:: THE PROBLEM ::
Search the records for the word "this" and report each line that has it.

Excerpts from a figure dataset
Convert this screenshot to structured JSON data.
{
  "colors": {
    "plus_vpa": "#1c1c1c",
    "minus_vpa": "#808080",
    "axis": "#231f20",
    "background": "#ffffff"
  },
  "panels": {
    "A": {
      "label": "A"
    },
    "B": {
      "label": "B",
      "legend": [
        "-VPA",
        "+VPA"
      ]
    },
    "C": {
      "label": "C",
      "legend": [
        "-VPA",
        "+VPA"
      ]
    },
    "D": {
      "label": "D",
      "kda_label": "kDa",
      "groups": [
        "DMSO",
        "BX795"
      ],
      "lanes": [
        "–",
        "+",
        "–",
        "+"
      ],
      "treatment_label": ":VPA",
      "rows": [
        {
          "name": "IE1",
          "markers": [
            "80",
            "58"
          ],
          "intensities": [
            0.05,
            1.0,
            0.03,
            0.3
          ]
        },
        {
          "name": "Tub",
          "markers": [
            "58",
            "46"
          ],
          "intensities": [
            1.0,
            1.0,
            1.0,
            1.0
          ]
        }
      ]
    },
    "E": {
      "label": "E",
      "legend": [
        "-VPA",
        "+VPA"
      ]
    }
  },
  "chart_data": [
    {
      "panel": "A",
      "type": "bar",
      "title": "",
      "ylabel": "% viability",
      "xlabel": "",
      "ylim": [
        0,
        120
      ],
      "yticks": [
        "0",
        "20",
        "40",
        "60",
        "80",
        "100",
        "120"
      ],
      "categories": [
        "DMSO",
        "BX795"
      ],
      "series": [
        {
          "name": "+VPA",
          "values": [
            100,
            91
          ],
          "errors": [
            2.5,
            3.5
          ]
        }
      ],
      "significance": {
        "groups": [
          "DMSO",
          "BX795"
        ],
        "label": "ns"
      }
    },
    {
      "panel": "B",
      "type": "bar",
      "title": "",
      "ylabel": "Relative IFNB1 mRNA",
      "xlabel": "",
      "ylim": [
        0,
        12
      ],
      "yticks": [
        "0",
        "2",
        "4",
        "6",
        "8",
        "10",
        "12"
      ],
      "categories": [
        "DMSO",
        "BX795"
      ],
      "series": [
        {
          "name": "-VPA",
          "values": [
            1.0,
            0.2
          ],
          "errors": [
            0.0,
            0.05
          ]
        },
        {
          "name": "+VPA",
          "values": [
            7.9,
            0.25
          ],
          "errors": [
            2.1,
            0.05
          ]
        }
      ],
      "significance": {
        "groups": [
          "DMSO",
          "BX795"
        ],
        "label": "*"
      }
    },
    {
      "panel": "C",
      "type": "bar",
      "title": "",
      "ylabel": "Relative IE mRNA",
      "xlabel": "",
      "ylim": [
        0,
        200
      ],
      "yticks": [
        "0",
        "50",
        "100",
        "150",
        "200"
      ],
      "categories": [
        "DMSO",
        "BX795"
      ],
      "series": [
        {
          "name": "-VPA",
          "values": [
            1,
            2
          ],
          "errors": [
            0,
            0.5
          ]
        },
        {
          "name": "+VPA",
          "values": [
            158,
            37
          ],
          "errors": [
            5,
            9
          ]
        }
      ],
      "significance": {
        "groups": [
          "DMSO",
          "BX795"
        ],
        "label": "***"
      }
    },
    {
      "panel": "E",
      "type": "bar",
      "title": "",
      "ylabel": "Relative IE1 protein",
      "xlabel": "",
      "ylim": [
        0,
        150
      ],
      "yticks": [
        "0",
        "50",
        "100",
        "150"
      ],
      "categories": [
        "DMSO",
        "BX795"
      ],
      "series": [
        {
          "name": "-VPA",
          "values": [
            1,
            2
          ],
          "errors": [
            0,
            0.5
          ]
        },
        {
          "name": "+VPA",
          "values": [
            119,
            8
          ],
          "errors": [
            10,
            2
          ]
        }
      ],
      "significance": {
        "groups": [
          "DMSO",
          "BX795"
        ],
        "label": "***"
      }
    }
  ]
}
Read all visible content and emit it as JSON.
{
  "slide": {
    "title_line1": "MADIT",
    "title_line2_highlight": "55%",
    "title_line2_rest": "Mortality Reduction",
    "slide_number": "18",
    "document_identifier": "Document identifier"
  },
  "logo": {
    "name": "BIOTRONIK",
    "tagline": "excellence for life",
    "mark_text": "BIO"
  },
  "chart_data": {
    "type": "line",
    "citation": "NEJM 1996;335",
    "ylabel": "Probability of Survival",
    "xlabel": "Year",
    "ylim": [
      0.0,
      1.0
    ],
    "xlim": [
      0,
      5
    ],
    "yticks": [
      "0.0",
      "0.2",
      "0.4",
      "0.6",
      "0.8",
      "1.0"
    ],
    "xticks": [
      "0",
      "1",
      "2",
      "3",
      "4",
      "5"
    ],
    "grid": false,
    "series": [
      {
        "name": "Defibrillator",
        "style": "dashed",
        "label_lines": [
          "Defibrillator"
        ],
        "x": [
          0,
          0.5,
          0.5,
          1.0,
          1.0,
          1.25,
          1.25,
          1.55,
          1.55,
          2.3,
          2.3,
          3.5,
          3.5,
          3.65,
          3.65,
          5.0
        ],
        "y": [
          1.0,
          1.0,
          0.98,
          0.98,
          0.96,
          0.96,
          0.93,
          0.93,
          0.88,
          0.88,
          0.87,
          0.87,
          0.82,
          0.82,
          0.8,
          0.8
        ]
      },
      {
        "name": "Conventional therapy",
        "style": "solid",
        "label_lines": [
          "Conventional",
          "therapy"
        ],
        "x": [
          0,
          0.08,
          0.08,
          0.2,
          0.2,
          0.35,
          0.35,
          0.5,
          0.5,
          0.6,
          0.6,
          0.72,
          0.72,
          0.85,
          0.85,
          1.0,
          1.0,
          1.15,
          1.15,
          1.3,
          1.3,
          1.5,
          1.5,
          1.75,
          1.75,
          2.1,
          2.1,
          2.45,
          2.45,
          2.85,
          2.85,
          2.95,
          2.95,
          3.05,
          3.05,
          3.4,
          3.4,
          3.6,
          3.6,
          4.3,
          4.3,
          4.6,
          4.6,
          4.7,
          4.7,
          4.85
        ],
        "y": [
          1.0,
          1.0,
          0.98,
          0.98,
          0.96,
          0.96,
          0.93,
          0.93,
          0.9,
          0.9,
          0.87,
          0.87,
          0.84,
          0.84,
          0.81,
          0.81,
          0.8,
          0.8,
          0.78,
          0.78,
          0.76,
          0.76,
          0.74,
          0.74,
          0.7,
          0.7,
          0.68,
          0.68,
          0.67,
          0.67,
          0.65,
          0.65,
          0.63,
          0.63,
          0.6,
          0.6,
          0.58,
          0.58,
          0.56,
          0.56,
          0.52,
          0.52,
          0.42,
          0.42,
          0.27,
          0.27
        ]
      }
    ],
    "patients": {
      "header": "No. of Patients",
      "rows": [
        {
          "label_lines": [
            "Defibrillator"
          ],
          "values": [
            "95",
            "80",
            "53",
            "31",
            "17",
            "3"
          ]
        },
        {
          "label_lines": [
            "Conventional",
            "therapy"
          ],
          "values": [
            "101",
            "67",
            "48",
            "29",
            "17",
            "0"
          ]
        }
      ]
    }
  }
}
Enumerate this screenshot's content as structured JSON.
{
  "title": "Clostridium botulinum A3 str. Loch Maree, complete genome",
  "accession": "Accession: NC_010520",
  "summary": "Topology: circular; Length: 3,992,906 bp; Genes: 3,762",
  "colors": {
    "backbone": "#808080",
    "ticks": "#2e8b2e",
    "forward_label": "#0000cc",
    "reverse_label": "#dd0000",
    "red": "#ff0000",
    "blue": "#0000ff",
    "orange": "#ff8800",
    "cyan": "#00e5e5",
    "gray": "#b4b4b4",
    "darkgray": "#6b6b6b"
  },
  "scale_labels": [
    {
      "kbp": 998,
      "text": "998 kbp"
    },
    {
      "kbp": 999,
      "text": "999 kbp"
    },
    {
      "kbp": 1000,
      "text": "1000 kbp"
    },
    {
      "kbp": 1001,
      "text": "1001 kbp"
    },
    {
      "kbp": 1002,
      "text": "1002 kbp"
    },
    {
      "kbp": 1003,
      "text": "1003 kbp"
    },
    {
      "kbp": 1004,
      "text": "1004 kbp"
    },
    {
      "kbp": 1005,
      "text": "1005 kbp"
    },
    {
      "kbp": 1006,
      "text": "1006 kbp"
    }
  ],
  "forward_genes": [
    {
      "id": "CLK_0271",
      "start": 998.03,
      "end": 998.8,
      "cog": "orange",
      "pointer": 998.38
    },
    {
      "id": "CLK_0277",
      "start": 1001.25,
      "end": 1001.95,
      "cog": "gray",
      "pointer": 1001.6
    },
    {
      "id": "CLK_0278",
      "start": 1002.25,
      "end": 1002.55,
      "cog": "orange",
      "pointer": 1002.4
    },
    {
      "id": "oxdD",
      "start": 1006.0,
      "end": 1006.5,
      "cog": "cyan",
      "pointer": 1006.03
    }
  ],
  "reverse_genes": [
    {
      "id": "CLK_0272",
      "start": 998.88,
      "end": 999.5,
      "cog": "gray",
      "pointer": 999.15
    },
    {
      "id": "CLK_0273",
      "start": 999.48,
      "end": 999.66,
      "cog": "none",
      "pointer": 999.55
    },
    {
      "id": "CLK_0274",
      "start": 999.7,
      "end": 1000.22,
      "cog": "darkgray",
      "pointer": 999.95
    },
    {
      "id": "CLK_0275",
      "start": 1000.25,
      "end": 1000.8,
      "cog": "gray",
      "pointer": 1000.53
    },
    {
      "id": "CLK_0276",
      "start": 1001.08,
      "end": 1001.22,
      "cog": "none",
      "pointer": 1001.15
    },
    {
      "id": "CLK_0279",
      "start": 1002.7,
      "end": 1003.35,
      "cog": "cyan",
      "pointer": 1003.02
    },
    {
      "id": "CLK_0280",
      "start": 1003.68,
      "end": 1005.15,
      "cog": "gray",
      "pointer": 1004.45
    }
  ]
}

:: SOLVED EXERCISE ::
Convert this screenshot to structured JSON data.
Enumerate this screenshot's content as structured JSON.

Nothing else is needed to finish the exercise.